*WHAT IS EXPECTED*. Go through the records below line by line. Count the lines with "this" and give the count alone.

________________________________________

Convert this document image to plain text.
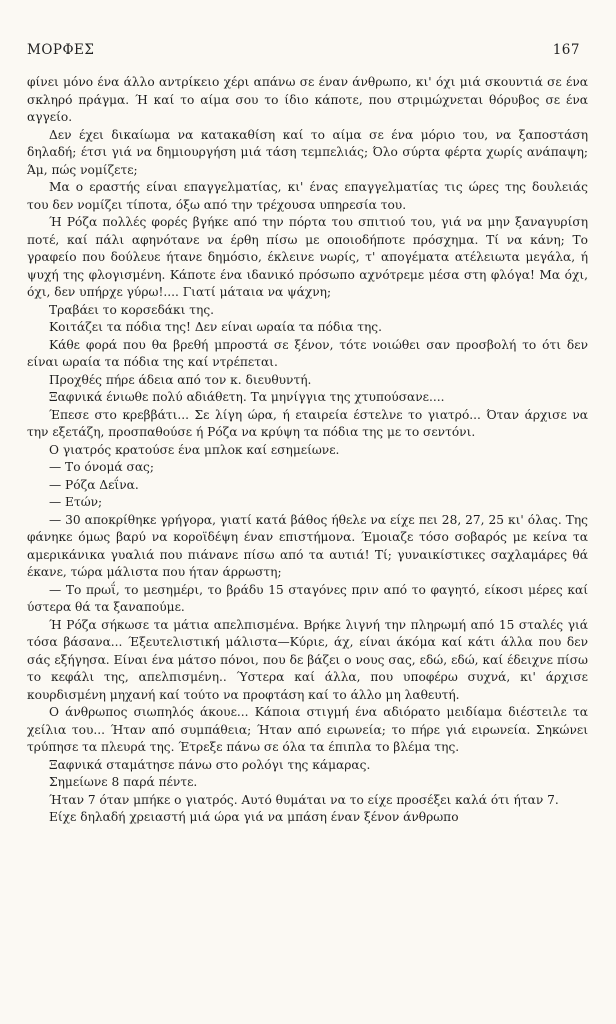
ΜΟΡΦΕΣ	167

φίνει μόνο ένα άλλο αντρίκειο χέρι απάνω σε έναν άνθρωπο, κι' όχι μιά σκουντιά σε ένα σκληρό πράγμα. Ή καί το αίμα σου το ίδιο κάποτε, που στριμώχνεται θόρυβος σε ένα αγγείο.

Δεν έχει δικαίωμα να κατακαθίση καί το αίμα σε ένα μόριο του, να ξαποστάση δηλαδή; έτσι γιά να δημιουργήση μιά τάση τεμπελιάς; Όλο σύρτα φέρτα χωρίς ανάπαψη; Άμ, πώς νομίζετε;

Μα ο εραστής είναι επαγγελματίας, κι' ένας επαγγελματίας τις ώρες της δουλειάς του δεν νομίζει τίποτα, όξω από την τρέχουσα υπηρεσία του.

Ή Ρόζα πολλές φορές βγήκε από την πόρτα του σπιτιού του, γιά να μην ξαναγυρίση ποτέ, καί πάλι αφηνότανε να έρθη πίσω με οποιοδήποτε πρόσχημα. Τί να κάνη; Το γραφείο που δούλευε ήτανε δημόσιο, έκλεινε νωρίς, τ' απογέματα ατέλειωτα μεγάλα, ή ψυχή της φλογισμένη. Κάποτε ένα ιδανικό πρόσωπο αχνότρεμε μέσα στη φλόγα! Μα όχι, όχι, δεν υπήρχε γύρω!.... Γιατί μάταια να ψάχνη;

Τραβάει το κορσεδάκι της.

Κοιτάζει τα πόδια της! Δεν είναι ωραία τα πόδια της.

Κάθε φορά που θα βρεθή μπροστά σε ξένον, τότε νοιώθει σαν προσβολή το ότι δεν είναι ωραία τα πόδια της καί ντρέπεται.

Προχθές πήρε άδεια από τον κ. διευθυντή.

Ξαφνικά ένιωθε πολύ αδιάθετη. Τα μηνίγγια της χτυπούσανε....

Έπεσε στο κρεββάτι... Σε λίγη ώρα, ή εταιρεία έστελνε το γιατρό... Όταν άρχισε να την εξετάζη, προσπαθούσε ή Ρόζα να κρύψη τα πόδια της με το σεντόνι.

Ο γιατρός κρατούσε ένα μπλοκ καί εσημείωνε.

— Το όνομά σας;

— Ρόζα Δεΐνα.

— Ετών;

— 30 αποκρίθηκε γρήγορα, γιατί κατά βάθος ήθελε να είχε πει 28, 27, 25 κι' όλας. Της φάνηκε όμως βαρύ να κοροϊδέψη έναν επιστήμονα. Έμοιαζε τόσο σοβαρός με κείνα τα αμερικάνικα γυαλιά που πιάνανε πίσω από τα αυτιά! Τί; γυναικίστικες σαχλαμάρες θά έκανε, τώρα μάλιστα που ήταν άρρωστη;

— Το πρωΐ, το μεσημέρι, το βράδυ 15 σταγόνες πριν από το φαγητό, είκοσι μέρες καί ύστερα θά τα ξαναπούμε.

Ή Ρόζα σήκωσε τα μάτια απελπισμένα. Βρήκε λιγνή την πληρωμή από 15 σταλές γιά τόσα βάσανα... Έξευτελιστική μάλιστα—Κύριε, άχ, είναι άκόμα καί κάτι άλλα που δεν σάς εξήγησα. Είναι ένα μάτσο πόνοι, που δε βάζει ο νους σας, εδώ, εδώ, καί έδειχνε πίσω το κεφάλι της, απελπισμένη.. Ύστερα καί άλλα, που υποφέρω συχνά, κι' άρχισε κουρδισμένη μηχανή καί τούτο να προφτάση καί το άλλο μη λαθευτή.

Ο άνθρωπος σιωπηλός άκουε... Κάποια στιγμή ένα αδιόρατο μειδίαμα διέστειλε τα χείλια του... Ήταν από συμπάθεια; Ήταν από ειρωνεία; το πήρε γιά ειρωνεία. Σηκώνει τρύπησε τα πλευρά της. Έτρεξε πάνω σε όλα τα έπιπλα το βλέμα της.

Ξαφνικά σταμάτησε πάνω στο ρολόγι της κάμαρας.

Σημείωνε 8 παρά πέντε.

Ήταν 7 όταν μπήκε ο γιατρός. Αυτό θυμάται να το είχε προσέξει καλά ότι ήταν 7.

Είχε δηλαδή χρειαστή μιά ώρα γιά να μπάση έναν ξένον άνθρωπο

________________________________________

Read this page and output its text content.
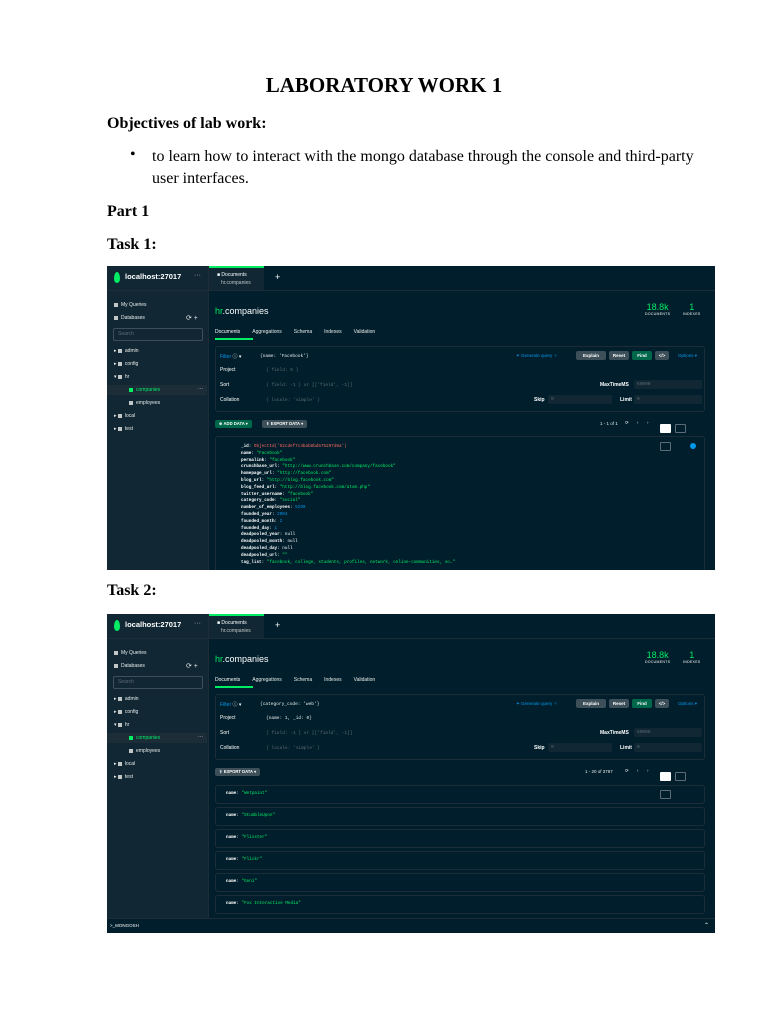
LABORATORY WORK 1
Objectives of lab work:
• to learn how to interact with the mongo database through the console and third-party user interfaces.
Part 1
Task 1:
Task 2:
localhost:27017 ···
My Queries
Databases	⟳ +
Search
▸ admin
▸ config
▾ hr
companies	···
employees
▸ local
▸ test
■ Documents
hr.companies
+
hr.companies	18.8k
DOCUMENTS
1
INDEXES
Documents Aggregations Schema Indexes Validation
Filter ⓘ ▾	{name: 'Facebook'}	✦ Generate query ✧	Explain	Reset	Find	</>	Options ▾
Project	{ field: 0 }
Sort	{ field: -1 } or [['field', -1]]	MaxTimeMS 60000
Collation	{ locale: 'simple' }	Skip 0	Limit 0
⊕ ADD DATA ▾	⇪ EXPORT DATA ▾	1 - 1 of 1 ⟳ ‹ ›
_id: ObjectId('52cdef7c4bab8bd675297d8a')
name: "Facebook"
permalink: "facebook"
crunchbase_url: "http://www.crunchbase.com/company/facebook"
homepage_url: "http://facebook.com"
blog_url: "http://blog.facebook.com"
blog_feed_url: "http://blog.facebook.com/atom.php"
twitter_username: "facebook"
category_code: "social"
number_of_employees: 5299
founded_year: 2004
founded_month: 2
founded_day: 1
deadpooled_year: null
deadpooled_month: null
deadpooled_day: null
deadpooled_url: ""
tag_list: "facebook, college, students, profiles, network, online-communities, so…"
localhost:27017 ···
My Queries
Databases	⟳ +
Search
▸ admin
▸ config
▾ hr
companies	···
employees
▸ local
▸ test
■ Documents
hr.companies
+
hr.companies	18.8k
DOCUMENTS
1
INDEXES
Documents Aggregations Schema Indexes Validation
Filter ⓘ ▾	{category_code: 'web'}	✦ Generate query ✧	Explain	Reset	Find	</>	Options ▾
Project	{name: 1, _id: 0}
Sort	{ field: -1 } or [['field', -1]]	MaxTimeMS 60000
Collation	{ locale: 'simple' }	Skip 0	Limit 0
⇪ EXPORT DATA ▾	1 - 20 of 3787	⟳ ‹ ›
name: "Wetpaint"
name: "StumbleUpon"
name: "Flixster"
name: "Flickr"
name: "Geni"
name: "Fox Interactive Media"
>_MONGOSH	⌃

________________________________________

*REPLY TO THE EXERCISE*. 2